Aim of the exercise -
Transcribe the entries below exactly.

The input -

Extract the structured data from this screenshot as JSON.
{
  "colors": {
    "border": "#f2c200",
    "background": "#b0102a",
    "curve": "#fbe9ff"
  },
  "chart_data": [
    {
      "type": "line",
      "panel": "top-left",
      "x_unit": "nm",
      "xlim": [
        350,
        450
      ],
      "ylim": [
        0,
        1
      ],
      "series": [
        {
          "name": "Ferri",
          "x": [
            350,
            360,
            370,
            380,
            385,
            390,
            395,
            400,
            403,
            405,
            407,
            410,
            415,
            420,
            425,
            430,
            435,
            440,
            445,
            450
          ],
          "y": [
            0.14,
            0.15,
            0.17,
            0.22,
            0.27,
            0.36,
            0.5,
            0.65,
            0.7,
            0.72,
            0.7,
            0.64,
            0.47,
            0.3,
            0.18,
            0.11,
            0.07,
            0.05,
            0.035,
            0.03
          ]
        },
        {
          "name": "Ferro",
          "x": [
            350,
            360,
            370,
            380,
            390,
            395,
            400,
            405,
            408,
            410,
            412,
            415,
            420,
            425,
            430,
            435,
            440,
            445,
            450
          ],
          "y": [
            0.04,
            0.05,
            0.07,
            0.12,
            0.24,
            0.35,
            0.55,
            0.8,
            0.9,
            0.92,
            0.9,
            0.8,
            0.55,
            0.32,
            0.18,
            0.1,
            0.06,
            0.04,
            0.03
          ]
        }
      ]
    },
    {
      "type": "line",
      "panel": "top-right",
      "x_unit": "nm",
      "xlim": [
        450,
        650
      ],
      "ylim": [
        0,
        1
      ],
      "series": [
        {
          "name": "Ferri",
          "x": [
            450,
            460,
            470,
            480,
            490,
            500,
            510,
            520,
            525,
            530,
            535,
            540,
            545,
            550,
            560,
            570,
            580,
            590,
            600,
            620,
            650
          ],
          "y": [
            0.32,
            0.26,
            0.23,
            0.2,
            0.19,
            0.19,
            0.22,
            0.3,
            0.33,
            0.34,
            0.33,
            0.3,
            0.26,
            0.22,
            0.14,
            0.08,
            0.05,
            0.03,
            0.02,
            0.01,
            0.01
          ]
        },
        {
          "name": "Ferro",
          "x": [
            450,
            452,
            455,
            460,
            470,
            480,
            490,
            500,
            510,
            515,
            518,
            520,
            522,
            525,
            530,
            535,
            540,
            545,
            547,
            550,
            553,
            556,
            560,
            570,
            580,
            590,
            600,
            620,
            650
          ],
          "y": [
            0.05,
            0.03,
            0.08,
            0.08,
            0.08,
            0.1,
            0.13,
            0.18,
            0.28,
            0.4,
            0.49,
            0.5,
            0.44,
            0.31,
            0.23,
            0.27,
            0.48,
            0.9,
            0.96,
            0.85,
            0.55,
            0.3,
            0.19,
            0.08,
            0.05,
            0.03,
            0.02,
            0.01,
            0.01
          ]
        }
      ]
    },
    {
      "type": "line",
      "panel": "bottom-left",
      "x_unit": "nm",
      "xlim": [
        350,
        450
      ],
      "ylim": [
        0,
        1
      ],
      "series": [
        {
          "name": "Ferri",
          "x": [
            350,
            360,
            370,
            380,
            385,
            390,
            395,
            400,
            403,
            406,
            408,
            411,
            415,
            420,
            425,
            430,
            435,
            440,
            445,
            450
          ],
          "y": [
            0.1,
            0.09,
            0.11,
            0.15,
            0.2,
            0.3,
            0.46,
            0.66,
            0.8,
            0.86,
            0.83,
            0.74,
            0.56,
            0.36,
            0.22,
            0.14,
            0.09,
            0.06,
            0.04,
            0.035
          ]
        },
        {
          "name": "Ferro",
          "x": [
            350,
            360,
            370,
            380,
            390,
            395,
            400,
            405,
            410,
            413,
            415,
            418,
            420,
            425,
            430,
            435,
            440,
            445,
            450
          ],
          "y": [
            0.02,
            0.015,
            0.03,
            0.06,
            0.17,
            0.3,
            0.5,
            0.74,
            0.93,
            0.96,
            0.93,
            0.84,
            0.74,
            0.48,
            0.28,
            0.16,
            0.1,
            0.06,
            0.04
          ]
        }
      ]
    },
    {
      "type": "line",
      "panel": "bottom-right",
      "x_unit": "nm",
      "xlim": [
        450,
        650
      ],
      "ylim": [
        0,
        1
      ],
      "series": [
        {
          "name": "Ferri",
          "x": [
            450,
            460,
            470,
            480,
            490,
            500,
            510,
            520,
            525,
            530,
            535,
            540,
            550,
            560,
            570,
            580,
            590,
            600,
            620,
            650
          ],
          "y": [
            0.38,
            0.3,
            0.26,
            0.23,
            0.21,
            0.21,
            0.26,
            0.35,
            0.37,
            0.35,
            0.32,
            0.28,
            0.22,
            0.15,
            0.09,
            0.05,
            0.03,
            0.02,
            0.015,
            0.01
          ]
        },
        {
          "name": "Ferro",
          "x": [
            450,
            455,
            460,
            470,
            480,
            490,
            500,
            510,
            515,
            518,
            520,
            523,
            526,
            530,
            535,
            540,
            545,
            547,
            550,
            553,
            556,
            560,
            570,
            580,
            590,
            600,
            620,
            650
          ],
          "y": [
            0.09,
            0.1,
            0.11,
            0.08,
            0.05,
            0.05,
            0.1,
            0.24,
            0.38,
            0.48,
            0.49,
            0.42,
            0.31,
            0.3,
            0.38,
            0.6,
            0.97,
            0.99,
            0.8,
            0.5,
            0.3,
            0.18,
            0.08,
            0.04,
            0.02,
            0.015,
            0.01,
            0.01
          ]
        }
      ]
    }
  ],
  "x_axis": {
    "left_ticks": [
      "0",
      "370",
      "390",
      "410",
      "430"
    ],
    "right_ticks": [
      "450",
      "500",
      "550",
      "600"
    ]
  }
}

Exercise output -
Extract the structured data from this screenshot as JSON.
{
  "colors": {
    "border": "#f2c200",
    "background": "#b0102a",
    "curve": "#fbe9ff"
  },
  "chart_data": [
    {
      "type": "line",
      "panel": "top-left",
      "x_unit": "nm",
      "xlim": [
        350,
        450
      ],
      "ylim": [
        0,
        1
      ],
      "series": [
        {
          "name": "Ferri",
          "x": [
            350,
            360,
            370,
            380,
            385,
            390,
            395,
            400,
            403,
            405,
            407,
            410,
            415,
            420,
            425,
            430,
            435,
            440,
            445,
            450
          ],
          "y": [
            0.14,
            0.15,
            0.17,
            0.22,
            0.27,
            0.36,
            0.5,
            0.65,
            0.7,
            0.72,
            0.7,
            0.64,
            0.47,
            0.3,
            0.18,
            0.11,
            0.07,
            0.05,
            0.035,
            0.03
          ]
        },
        {
          "name": "Ferro",
          "x": [
            350,
            360,
            370,
            380,
            390,
            395,
            400,
            405,
            408,
            410,
            412,
            415,
            420,
            425,
            430,
            435,
            440,
            445,
            450
          ],
          "y": [
            0.04,
            0.05,
            0.07,
            0.12,
            0.24,
            0.35,
            0.55,
            0.8,
            0.9,
            0.92,
            0.9,
            0.8,
            0.55,
            0.32,
            0.18,
            0.1,
            0.06,
            0.04,
            0.03
          ]
        }
      ]
    },
    {
      "type": "line",
      "panel": "top-right",
      "x_unit": "nm",
      "xlim": [
        450,
        650
      ],
      "ylim": [
        0,
        1
      ],
      "series": [
        {
          "name": "Ferri",
          "x": [
            450,
            460,
            470,
            480,
            490,
            500,
            510,
            520,
            525,
            530,
            535,
            540,
            545,
            550,
            560,
            570,
            580,
            590,
            600,
            620,
            650
          ],
          "y": [
            0.32,
            0.26,
            0.23,
            0.2,
            0.19,
            0.19,
            0.22,
            0.3,
            0.33,
            0.34,
            0.33,
            0.3,
            0.26,
            0.22,
            0.14,
            0.08,
            0.05,
            0.03,
            0.02,
            0.01,
            0.01
          ]
        },
        {
          "name": "Ferro",
          "x": [
            450,
            452,
            455,
            460,
            470,
            480,
            490,
            500,
            510,
            515,
            518,
            520,
            522,
            525,
            530,
            535,
            540,
            545,
            547,
            550,
            553,
            556,
            560,
            570,
            580,
            590,
            600,
            620,
            650
          ],
          "y": [
            0.05,
            0.03,
            0.08,
            0.08,
            0.08,
            0.1,
            0.13,
            0.18,
            0.28,
            0.4,
            0.49,
            0.5,
            0.44,
            0.31,
            0.23,
            0.27,
            0.48,
            0.9,
            0.96,
            0.85,
            0.55,
            0.3,
            0.19,
            0.08,
            0.05,
            0.03,
            0.02,
            0.01,
            0.01
          ]
        }
      ]
    },
    {
      "type": "line",
      "panel": "bottom-left",
      "x_unit": "nm",
      "xlim": [
        350,
        450
      ],
      "ylim": [
        0,
        1
      ],
      "series": [
        {
          "name": "Ferri",
          "x": [
            350,
            360,
            370,
            380,
            385,
            390,
            395,
            400,
            403,
            406,
            408,
            411,
            415,
            420,
            425,
            430,
            435,
            440,
            445,
            450
          ],
          "y": [
            0.1,
            0.09,
            0.11,
            0.15,
            0.2,
            0.3,
            0.46,
            0.66,
            0.8,
            0.86,
            0.83,
            0.74,
            0.56,
            0.36,
            0.22,
            0.14,
            0.09,
            0.06,
            0.04,
            0.035
          ]
        },
        {
          "name": "Ferro",
          "x": [
            350,
            360,
            370,
            380,
            390,
            395,
            400,
            405,
            410,
            413,
            415,
            418,
            420,
            425,
            430,
            435,
            440,
            445,
            450
          ],
          "y": [
            0.02,
            0.015,
            0.03,
            0.06,
            0.17,
            0.3,
            0.5,
            0.74,
            0.93,
            0.96,
            0.93,
            0.84,
            0.74,
            0.48,
            0.28,
            0.16,
            0.1,
            0.06,
            0.04
          ]
        }
      ]
    },
    {
      "type": "line",
      "panel": "bottom-right",
      "x_unit": "nm",
      "xlim": [
        450,
        650
      ],
      "ylim": [
        0,
        1
      ],
      "series": [
        {
          "name": "Ferri",
          "x": [
            450,
            460,
            470,
            480,
            490,
            500,
            510,
            520,
            525,
            530,
            535,
            540,
            550,
            560,
            570,
            580,
            590,
            600,
            620,
            650
          ],
          "y": [
            0.38,
            0.3,
            0.26,
            0.23,
            0.21,
            0.21,
            0.26,
            0.35,
            0.37,
            0.35,
            0.32,
            0.28,
            0.22,
            0.15,
            0.09,
            0.05,
            0.03,
            0.02,
            0.015,
            0.01
          ]
        },
        {
          "name": "Ferro",
          "x": [
            450,
            455,
            460,
            470,
            480,
            490,
            500,
            510,
            515,
            518,
            520,
            523,
            526,
            530,
            535,
            540,
            545,
            547,
            550,
            553,
            556,
            560,
            570,
            580,
            590,
            600,
            620,
            650
          ],
          "y": [
            0.09,
            0.1,
            0.11,
            0.08,
            0.05,
            0.05,
            0.1,
            0.24,
            0.38,
            0.48,
            0.49,
            0.42,
            0.31,
            0.3,
            0.38,
            0.6,
            0.97,
            0.99,
            0.8,
            0.5,
            0.3,
            0.18,
            0.08,
            0.04,
            0.02,
            0.015,
            0.01,
            0.01
          ]
        }
      ]
    }
  ],
  "x_axis": {
    "left_ticks": [
      "0",
      "370",
      "390",
      "410",
      "430"
    ],
    "right_ticks": [
      "450",
      "500",
      "550",
      "600"
    ]
  }
}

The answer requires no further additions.